◆ Input records ◆

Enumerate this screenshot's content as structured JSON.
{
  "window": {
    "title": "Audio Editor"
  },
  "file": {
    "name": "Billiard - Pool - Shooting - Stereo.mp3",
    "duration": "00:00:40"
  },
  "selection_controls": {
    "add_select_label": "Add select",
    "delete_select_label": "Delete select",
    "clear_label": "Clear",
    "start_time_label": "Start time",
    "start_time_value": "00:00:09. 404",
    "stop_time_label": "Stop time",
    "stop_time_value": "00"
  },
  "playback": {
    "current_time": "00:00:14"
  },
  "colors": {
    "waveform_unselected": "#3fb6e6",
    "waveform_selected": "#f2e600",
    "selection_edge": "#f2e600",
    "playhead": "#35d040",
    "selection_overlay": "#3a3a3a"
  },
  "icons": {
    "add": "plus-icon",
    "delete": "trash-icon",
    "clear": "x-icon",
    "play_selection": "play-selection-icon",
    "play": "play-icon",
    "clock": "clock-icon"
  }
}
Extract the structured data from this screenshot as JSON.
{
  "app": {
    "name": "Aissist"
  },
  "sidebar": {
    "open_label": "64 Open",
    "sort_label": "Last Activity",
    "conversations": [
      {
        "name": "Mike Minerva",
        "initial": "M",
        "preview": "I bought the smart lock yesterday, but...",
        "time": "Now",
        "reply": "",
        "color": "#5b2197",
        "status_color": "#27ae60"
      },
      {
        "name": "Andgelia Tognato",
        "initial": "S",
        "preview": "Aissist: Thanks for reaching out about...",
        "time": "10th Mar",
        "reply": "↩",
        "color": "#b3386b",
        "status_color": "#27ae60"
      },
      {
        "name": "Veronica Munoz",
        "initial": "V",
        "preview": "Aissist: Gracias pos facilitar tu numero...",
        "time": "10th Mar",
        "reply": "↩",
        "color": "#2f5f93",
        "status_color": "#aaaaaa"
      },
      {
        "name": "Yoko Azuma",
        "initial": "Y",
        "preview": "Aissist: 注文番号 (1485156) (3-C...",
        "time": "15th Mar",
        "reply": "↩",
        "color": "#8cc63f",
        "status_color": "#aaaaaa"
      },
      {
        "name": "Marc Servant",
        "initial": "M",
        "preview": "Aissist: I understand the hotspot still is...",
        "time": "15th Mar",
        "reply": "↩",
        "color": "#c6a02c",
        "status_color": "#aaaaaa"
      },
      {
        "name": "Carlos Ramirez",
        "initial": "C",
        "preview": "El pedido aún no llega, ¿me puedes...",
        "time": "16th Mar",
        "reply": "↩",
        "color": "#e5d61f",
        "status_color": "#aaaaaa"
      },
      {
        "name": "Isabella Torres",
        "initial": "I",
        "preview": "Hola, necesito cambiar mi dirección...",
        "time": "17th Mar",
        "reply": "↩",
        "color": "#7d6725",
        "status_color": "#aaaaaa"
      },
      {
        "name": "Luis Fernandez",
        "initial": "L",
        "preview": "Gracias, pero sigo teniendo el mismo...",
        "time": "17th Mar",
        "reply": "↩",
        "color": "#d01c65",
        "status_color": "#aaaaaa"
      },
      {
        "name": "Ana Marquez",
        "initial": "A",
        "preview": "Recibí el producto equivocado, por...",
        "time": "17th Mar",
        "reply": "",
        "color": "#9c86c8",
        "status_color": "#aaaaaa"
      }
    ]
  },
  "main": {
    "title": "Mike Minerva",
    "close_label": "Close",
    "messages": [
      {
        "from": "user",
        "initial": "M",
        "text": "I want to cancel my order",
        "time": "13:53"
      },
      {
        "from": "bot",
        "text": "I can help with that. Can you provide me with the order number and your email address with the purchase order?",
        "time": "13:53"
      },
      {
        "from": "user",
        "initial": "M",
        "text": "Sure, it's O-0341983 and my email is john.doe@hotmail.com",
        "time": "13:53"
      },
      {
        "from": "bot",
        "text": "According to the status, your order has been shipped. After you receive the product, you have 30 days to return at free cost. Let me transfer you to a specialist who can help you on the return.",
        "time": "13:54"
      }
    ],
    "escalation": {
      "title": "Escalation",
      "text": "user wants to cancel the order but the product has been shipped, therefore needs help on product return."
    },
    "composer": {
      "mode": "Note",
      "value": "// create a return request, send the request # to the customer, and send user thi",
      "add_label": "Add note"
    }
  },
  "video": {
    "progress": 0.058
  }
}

◆ Exercise details ◆
Set down the entries verbatim, leaving none out.

◆ Answer to the problem ◆
Enumerate this screenshot's content as structured JSON.
{
  "window": {
    "title": "Audio Editor"
  },
  "file": {
    "name": "Billiard - Pool - Shooting - Stereo.mp3",
    "duration": "00:00:40"
  },
  "selection_controls": {
    "add_select_label": "Add select",
    "delete_select_label": "Delete select",
    "clear_label": "Clear",
    "start_time_label": "Start time",
    "start_time_value": "00:00:09. 404",
    "stop_time_label": "Stop time",
    "stop_time_value": "00"
  },
  "playback": {
    "current_time": "00:00:14"
  },
  "colors": {
    "waveform_unselected": "#3fb6e6",
    "waveform_selected": "#f2e600",
    "selection_edge": "#f2e600",
    "playhead": "#35d040",
    "selection_overlay": "#3a3a3a"
  },
  "icons": {
    "add": "plus-icon",
    "delete": "trash-icon",
    "clear": "x-icon",
    "play_selection": "play-selection-icon",
    "play": "play-icon",
    "clock": "clock-icon"
  }
}
Extract the structured data from this screenshot as JSON.
{
  "app": {
    "name": "Aissist"
  },
  "sidebar": {
    "open_label": "64 Open",
    "sort_label": "Last Activity",
    "conversations": [
      {
        "name": "Mike Minerva",
        "initial": "M",
        "preview": "I bought the smart lock yesterday, but...",
        "time": "Now",
        "reply": "",
        "color": "#5b2197",
        "status_color": "#27ae60"
      },
      {
        "name": "Andgelia Tognato",
        "initial": "S",
        "preview": "Aissist: Thanks for reaching out about...",
        "time": "10th Mar",
        "reply": "↩",
        "color": "#b3386b",
        "status_color": "#27ae60"
      },
      {
        "name": "Veronica Munoz",
        "initial": "V",
        "preview": "Aissist: Gracias pos facilitar tu numero...",
        "time": "10th Mar",
        "reply": "↩",
        "color": "#2f5f93",
        "status_color": "#aaaaaa"
      },
      {
        "name": "Yoko Azuma",
        "initial": "Y",
        "preview": "Aissist: 注文番号 (1485156) (3-C...",
        "time": "15th Mar",
        "reply": "↩",
        "color": "#8cc63f",
        "status_color": "#aaaaaa"
      },
      {
        "name": "Marc Servant",
        "initial": "M",
        "preview": "Aissist: I understand the hotspot still is...",
        "time": "15th Mar",
        "reply": "↩",
        "color": "#c6a02c",
        "status_color": "#aaaaaa"
      },
      {
        "name": "Carlos Ramirez",
        "initial": "C",
        "preview": "El pedido aún no llega, ¿me puedes...",
        "time": "16th Mar",
        "reply": "↩",
        "color": "#e5d61f",
        "status_color": "#aaaaaa"
      },
      {
        "name": "Isabella Torres",
        "initial": "I",
        "preview": "Hola, necesito cambiar mi dirección...",
        "time": "17th Mar",
        "reply": "↩",
        "color": "#7d6725",
        "status_color": "#aaaaaa"
      },
      {
        "name": "Luis Fernandez",
        "initial": "L",
        "preview": "Gracias, pero sigo teniendo el mismo...",
        "time": "17th Mar",
        "reply": "↩",
        "color": "#d01c65",
        "status_color": "#aaaaaa"
      },
      {
        "name": "Ana Marquez",
        "initial": "A",
        "preview": "Recibí el producto equivocado, por...",
        "time": "17th Mar",
        "reply": "",
        "color": "#9c86c8",
        "status_color": "#aaaaaa"
      }
    ]
  },
  "main": {
    "title": "Mike Minerva",
    "close_label": "Close",
    "messages": [
      {
        "from": "user",
        "initial": "M",
        "text": "I want to cancel my order",
        "time": "13:53"
      },
      {
        "from": "bot",
        "text": "I can help with that. Can you provide me with the order number and your email address with the purchase order?",
        "time": "13:53"
      },
      {
        "from": "user",
        "initial": "M",
        "text": "Sure, it's O-0341983 and my email is john.doe@hotmail.com",
        "time": "13:53"
      },
      {
        "from": "bot",
        "text": "According to the status, your order has been shipped. After you receive the product, you have 30 days to return at free cost. Let me transfer you to a specialist who can help you on the return.",
        "time": "13:54"
      }
    ],
    "escalation": {
      "title": "Escalation",
      "text": "user wants to cancel the order but the product has been shipped, therefore needs help on product return."
    },
    "composer": {
      "mode": "Note",
      "value": "// create a return request, send the request # to the customer, and send user thi",
      "add_label": "Add note"
    }
  },
  "video": {
    "progress": 0.058
  }
}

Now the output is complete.